TASK GOAL - Extract every line that includes the string "which".

SOURCE RECORDS -
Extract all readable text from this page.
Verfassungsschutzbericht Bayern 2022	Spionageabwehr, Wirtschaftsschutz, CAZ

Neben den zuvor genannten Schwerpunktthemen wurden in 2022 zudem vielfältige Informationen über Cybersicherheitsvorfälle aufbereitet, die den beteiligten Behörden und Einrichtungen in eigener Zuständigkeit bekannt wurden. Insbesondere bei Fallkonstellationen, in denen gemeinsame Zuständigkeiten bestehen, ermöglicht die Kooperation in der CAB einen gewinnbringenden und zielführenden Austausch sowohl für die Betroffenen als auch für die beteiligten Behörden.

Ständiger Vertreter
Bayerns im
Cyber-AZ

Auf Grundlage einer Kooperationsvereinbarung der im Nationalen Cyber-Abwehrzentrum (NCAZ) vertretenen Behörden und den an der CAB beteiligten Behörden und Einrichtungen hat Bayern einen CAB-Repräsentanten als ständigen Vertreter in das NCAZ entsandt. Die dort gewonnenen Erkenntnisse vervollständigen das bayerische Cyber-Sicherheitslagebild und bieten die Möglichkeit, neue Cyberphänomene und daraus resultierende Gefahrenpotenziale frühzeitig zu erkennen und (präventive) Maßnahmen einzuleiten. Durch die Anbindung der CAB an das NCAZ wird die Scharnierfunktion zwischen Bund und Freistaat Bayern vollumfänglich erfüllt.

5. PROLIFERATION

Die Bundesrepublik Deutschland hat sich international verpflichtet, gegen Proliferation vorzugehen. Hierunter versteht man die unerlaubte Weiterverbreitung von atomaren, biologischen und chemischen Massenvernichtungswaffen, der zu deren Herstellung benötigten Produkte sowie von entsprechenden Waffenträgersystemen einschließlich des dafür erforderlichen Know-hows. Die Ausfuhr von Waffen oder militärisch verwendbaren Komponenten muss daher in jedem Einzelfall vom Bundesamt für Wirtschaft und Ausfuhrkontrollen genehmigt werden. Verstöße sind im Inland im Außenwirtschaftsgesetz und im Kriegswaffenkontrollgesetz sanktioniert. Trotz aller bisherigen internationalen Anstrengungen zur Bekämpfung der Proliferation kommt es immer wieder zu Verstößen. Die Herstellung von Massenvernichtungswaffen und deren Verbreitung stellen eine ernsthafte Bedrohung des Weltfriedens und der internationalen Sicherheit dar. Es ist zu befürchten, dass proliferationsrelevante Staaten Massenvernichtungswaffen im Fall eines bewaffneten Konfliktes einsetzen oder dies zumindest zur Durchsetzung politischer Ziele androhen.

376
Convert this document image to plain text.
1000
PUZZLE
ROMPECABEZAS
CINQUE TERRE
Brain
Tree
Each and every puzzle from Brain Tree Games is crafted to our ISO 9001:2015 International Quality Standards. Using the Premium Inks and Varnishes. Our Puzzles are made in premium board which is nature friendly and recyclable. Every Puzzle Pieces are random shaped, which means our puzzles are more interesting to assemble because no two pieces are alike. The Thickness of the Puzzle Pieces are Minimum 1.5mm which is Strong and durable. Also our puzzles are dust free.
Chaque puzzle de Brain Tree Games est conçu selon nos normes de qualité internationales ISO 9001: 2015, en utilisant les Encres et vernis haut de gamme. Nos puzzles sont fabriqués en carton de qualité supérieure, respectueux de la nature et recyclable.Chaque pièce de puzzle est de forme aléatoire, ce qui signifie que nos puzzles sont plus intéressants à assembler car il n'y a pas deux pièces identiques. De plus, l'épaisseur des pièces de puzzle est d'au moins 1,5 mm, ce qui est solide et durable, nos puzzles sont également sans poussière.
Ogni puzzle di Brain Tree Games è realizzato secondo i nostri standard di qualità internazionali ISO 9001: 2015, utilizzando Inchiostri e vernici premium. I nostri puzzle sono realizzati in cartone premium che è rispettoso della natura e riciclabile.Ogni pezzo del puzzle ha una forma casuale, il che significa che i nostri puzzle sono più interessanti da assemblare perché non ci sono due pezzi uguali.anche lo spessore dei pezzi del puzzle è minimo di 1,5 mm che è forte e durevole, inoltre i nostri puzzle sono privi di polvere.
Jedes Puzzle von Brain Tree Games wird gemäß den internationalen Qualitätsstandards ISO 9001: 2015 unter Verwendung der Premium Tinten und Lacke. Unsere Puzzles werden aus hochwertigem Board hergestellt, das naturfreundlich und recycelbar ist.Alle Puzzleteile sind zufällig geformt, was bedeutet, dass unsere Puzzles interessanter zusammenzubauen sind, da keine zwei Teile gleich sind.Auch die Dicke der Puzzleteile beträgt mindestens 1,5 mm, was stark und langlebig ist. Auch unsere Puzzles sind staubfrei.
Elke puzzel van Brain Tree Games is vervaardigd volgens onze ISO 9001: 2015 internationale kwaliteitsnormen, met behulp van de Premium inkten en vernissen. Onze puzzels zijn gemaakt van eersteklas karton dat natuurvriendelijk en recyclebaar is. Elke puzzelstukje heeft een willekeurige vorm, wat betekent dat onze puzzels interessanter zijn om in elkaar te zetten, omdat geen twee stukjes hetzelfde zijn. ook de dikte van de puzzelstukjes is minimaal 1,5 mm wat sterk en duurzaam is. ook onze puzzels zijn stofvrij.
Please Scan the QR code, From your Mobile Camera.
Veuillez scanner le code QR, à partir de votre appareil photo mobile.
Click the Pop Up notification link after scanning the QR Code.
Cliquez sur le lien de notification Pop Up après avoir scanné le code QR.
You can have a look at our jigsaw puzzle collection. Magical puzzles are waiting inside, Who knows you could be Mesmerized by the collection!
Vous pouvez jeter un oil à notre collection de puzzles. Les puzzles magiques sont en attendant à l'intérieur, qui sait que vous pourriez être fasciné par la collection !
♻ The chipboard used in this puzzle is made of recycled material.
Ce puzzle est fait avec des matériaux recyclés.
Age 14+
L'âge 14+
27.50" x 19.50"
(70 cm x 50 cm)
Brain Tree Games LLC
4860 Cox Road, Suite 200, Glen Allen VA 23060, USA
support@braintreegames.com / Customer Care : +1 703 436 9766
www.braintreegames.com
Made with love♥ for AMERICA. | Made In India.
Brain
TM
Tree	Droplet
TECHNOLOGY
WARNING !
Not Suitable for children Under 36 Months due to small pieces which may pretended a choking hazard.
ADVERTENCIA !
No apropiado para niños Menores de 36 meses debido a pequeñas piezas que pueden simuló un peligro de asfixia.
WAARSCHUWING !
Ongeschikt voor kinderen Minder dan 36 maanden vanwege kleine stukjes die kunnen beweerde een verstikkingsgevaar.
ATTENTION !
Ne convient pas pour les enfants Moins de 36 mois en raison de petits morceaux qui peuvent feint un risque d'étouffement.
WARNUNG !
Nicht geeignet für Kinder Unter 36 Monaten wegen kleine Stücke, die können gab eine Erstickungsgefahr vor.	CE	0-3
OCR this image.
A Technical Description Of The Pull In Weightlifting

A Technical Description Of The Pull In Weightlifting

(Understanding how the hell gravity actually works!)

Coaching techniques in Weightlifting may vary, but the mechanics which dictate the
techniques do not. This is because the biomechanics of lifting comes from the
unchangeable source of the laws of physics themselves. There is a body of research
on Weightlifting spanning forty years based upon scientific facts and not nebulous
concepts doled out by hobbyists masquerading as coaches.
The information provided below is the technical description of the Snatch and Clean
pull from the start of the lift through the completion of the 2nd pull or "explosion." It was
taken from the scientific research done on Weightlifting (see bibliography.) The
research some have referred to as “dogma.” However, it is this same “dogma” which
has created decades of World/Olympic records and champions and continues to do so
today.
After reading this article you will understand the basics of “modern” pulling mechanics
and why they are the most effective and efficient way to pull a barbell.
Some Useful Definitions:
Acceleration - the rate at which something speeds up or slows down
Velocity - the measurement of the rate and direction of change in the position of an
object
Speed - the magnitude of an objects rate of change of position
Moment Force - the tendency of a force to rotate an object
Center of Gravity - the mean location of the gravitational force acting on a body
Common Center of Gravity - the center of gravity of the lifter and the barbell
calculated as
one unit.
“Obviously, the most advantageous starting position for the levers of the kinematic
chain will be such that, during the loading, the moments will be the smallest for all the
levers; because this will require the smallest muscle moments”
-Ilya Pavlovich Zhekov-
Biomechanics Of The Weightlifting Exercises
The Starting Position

SOLUTION -
Each and every puzzle from Brain Tree Games is crafted to our ISO 9001:2015 International Quality Standards. Using the Premium Inks and Varnishes. Our Puzzles are made in premium board which is nature friendly and recyclable. Every Puzzle Pieces are random shaped, which means our puzzles are more interesting to assemble because no two pieces are alike. The Thickness of the Puzzle Pieces are Minimum 1.5mm which is Strong and durable. Also our puzzles are dust free.
Not Suitable for children Under 36 Months due to small pieces which may pretended a choking hazard.
Coaching techniques in Weightlifting may vary, but the mechanics which dictate the
research some have referred to as “dogma.” However, it is this same “dogma” which
Acceleration - the rate at which something speeds up or slows down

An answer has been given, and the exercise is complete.